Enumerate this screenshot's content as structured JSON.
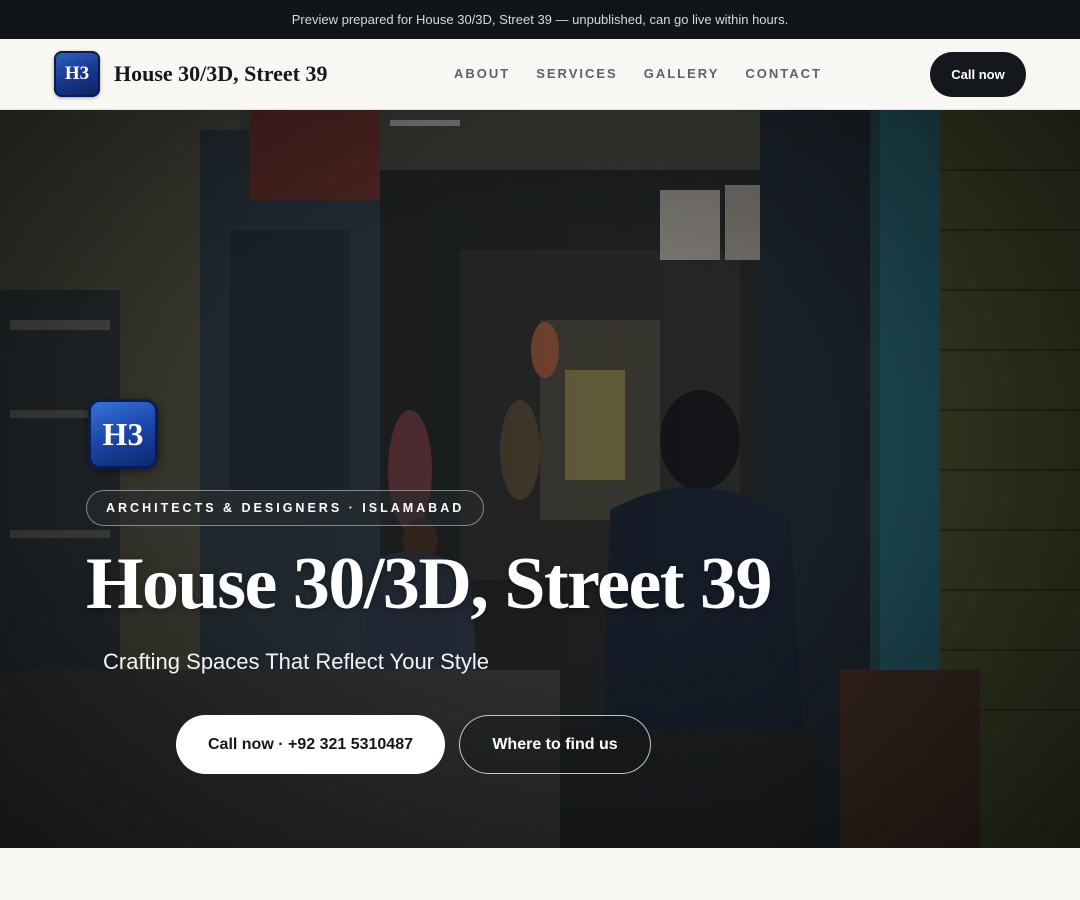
{
  "banner": {
    "text": "Preview prepared for House 30/3D, Street 39 — unpublished, can go live within hours."
  },
  "header": {
    "logo_text": "H3",
    "brand_name": "House 30/3D, Street 39",
    "nav": [
      {
        "label": "ABOUT"
      },
      {
        "label": "SERVICES"
      },
      {
        "label": "GALLERY"
      },
      {
        "label": "CONTACT"
      }
    ],
    "cta_label": "Call now"
  },
  "hero": {
    "logo_text": "H3",
    "badge": "ARCHITECTS & DESIGNERS · ISLAMABAD",
    "title": "House 30/3D, Street 39",
    "subtitle": "Crafting Spaces That Reflect Your Style",
    "primary_button": "Call now · +92 321 5310487",
    "secondary_button": "Where to find us"
  },
  "colors": {
    "banner_bg": "#111418",
    "page_bg": "#f8f7f3",
    "ink": "#14171c",
    "logo_blue": "#1a46a8"
  }
}
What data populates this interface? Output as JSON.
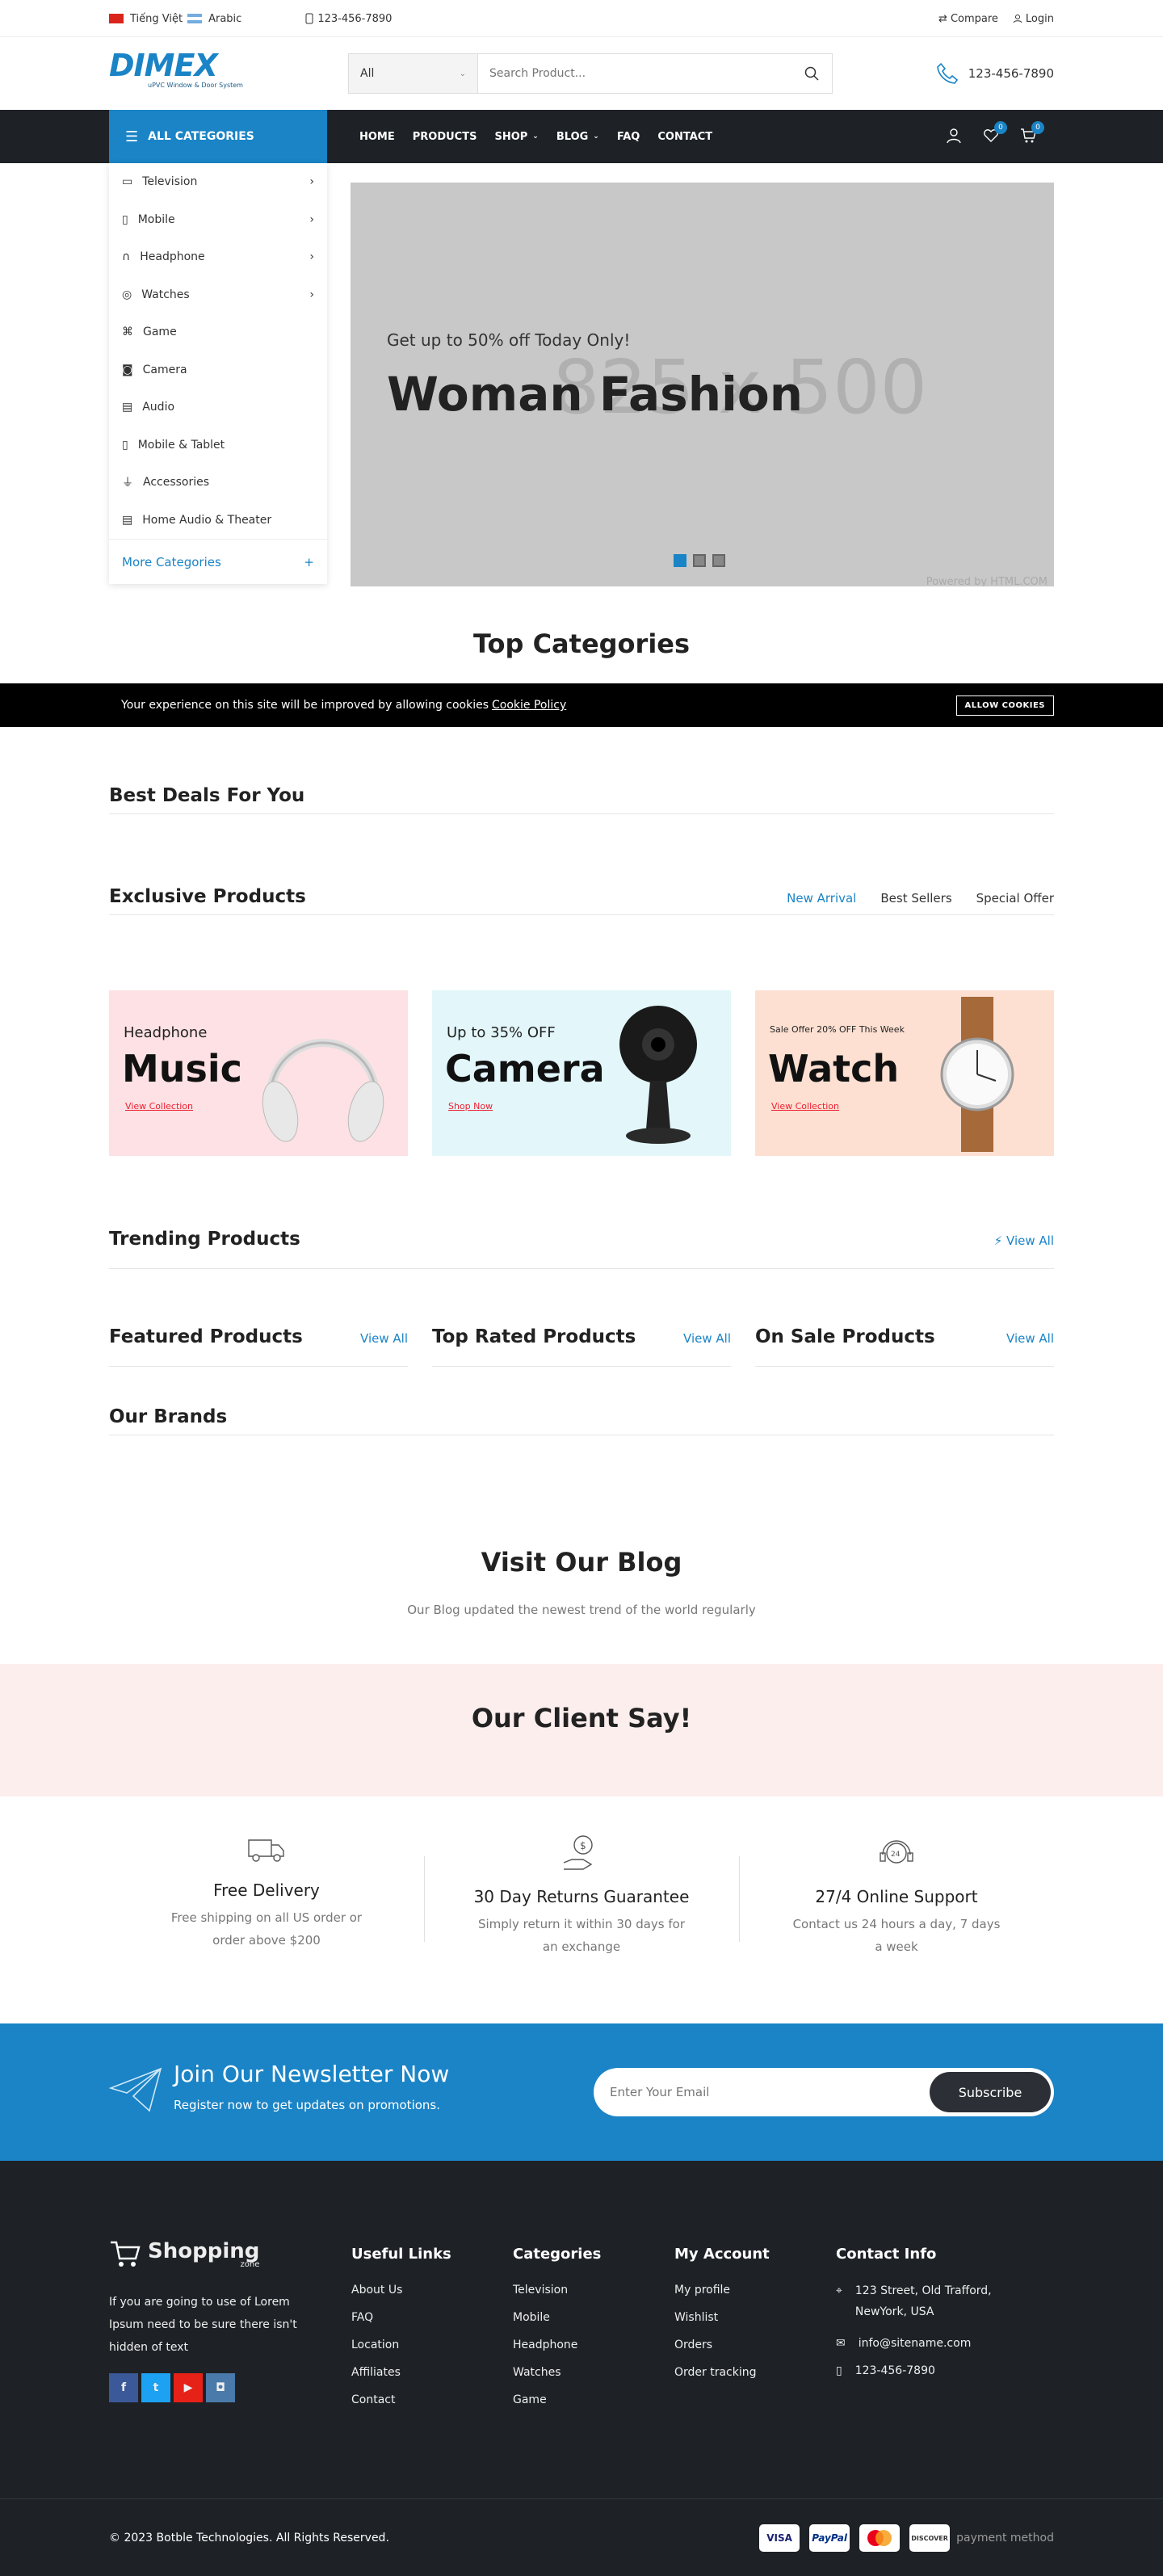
{
  "topbar": {
    "lang1": "Tiếng Việt",
    "lang2": "Arabic",
    "phone": "123-456-7890",
    "compare": "Compare",
    "login": "Login"
  },
  "header": {
    "logo": "DIMEX",
    "logo_sub": "uPVC Window & Door System",
    "search_cat": "All",
    "search_placeholder": "Search Product...",
    "phone": "123-456-7890"
  },
  "nav": {
    "all_categories": "ALL CATEGORIES",
    "menu": [
      "HOME",
      "PRODUCTS",
      "SHOP",
      "BLOG",
      "FAQ",
      "CONTACT"
    ],
    "wishlist_count": "0",
    "cart_count": "0"
  },
  "categories": {
    "items": [
      "Television",
      "Mobile",
      "Headphone",
      "Watches",
      "Game",
      "Camera",
      "Audio",
      "Mobile & Tablet",
      "Accessories",
      "Home Audio & Theater"
    ],
    "more": "More Categories"
  },
  "hero": {
    "placeholder": "825 x 500",
    "subtitle": "Get up to 50% off Today Only!",
    "title": "Woman Fashion",
    "footer": "Powered by HTML.COM"
  },
  "top_categories": {
    "title": "Top Categories"
  },
  "cookie": {
    "text": "Your experience on this site will be improved by allowing cookies",
    "link": "Cookie Policy",
    "button": "ALLOW COOKIES"
  },
  "best_deals": {
    "title": "Best Deals For You"
  },
  "exclusive": {
    "title": "Exclusive Products",
    "tabs": [
      "New Arrival",
      "Best Sellers",
      "Special Offer"
    ]
  },
  "banners": [
    {
      "small": "Headphone",
      "big": "Music",
      "link": "View Collection"
    },
    {
      "small": "Up to 35% OFF",
      "big": "Camera",
      "link": "Shop Now"
    },
    {
      "small": "Sale Offer 20% OFF This Week",
      "big": "Watch",
      "link": "View Collection"
    }
  ],
  "trending": {
    "title": "Trending Products",
    "view_all": "View All"
  },
  "featured": {
    "title": "Featured Products",
    "view_all": "View All"
  },
  "top_rated": {
    "title": "Top Rated Products",
    "view_all": "View All"
  },
  "on_sale": {
    "title": "On Sale Products",
    "view_all": "View All"
  },
  "brands": {
    "title": "Our Brands"
  },
  "blog": {
    "title": "Visit Our Blog",
    "subtitle": "Our Blog updated the newest trend of the world regularly"
  },
  "client": {
    "title": "Our Client Say!"
  },
  "features": [
    {
      "title": "Free Delivery",
      "desc": "Free shipping on all US order or order above $200"
    },
    {
      "title": "30 Day Returns Guarantee",
      "desc": "Simply return it within 30 days for an exchange"
    },
    {
      "title": "27/4 Online Support",
      "desc": "Contact us 24 hours a day, 7 days a week"
    }
  ],
  "newsletter": {
    "title": "Join Our Newsletter Now",
    "subtitle": "Register now to get updates on promotions.",
    "placeholder": "Enter Your Email",
    "button": "Subscribe"
  },
  "footer": {
    "brand": "Shopping",
    "brand_sub": "zone",
    "about": "If you are going to use of Lorem Ipsum need to be sure there isn't hidden of text",
    "useful_title": "Useful Links",
    "useful": [
      "About Us",
      "FAQ",
      "Location",
      "Affiliates",
      "Contact"
    ],
    "cat_title": "Categories",
    "cats": [
      "Television",
      "Mobile",
      "Headphone",
      "Watches",
      "Game"
    ],
    "account_title": "My Account",
    "account": [
      "My profile",
      "Wishlist",
      "Orders",
      "Order tracking"
    ],
    "contact_title": "Contact Info",
    "address": "123 Street, Old Trafford, NewYork, USA",
    "email": "info@sitename.com",
    "phone": "123-456-7890",
    "copyright": "© 2023 Botble Technologies. All Rights Reserved.",
    "payments": [
      "VISA",
      "PayPal",
      "MC",
      "DISCOVER"
    ],
    "payment_alt": "payment method"
  },
  "colors": {
    "accent": "#1a84c6",
    "dark": "#1e2226"
  }
}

※ ※ ※

• _Problem statement_
Copy out all the entries exactly. Images stay out of the copy.

• _Worked answer_
Enumerate this screenshot's content as structured JSON.
{
  "banner": {
    "text": "Preview prepared for House 30/3D, Street 39 — unpublished, can go live within hours."
  },
  "header": {
    "logo_text": "H3",
    "brand_name": "House 30/3D, Street 39",
    "nav": [
      {
        "label": "ABOUT"
      },
      {
        "label": "SERVICES"
      },
      {
        "label": "GALLERY"
      },
      {
        "label": "CONTACT"
      }
    ],
    "cta_label": "Call now"
  },
  "hero": {
    "logo_text": "H3",
    "badge": "ARCHITECTS & DESIGNERS · ISLAMABAD",
    "title": "House 30/3D, Street 39",
    "subtitle": "Crafting Spaces That Reflect Your Style",
    "primary_button": "Call now · +92 321 5310487",
    "secondary_button": "Where to find us"
  },
  "colors": {
    "banner_bg": "#111418",
    "page_bg": "#f8f7f3",
    "ink": "#14171c",
    "logo_blue": "#1a46a8"
  }
}
What data populates this interface? Output as JSON.
{
  "topbar": {
    "lang1": "Tiếng Việt",
    "lang2": "Arabic",
    "phone": "123-456-7890",
    "compare": "Compare",
    "login": "Login"
  },
  "header": {
    "logo": "DIMEX",
    "logo_sub": "uPVC Window & Door System",
    "search_cat": "All",
    "search_placeholder": "Search Product...",
    "phone": "123-456-7890"
  },
  "nav": {
    "all_categories": "ALL CATEGORIES",
    "menu": [
      "HOME",
      "PRODUCTS",
      "SHOP",
      "BLOG",
      "FAQ",
      "CONTACT"
    ],
    "wishlist_count": "0",
    "cart_count": "0"
  },
  "categories": {
    "items": [
      "Television",
      "Mobile",
      "Headphone",
      "Watches",
      "Game",
      "Camera",
      "Audio",
      "Mobile & Tablet",
      "Accessories",
      "Home Audio & Theater"
    ],
    "more": "More Categories"
  },
  "hero": {
    "placeholder": "825 x 500",
    "subtitle": "Get up to 50% off Today Only!",
    "title": "Woman Fashion",
    "footer": "Powered by HTML.COM"
  },
  "top_categories": {
    "title": "Top Categories"
  },
  "cookie": {
    "text": "Your experience on this site will be improved by allowing cookies",
    "link": "Cookie Policy",
    "button": "ALLOW COOKIES"
  },
  "best_deals": {
    "title": "Best Deals For You"
  },
  "exclusive": {
    "title": "Exclusive Products",
    "tabs": [
      "New Arrival",
      "Best Sellers",
      "Special Offer"
    ]
  },
  "banners": [
    {
      "small": "Headphone",
      "big": "Music",
      "link": "View Collection"
    },
    {
      "small": "Up to 35% OFF",
      "big": "Camera",
      "link": "Shop Now"
    },
    {
      "small": "Sale Offer 20% OFF This Week",
      "big": "Watch",
      "link": "View Collection"
    }
  ],
  "trending": {
    "title": "Trending Products",
    "view_all": "View All"
  },
  "featured": {
    "title": "Featured Products",
    "view_all": "View All"
  },
  "top_rated": {
    "title": "Top Rated Products",
    "view_all": "View All"
  },
  "on_sale": {
    "title": "On Sale Products",
    "view_all": "View All"
  },
  "brands": {
    "title": "Our Brands"
  },
  "blog": {
    "title": "Visit Our Blog",
    "subtitle": "Our Blog updated the newest trend of the world regularly"
  },
  "client": {
    "title": "Our Client Say!"
  },
  "features": [
    {
      "title": "Free Delivery",
      "desc": "Free shipping on all US order or order above $200"
    },
    {
      "title": "30 Day Returns Guarantee",
      "desc": "Simply return it within 30 days for an exchange"
    },
    {
      "title": "27/4 Online Support",
      "desc": "Contact us 24 hours a day, 7 days a week"
    }
  ],
  "newsletter": {
    "title": "Join Our Newsletter Now",
    "subtitle": "Register now to get updates on promotions.",
    "placeholder": "Enter Your Email",
    "button": "Subscribe"
  },
  "footer": {
    "brand": "Shopping",
    "brand_sub": "zone",
    "about": "If you are going to use of Lorem Ipsum need to be sure there isn't hidden of text",
    "useful_title": "Useful Links",
    "useful": [
      "About Us",
      "FAQ",
      "Location",
      "Affiliates",
      "Contact"
    ],
    "cat_title": "Categories",
    "cats": [
      "Television",
      "Mobile",
      "Headphone",
      "Watches",
      "Game"
    ],
    "account_title": "My Account",
    "account": [
      "My profile",
      "Wishlist",
      "Orders",
      "Order tracking"
    ],
    "contact_title": "Contact Info",
    "address": "123 Street, Old Trafford, NewYork, USA",
    "email": "info@sitename.com",
    "phone": "123-456-7890",
    "copyright": "© 2023 Botble Technologies. All Rights Reserved.",
    "payments": [
      "VISA",
      "PayPal",
      "MC",
      "DISCOVER"
    ],
    "payment_alt": "payment method"
  },
  "colors": {
    "accent": "#1a84c6",
    "dark": "#1e2226"
  }
}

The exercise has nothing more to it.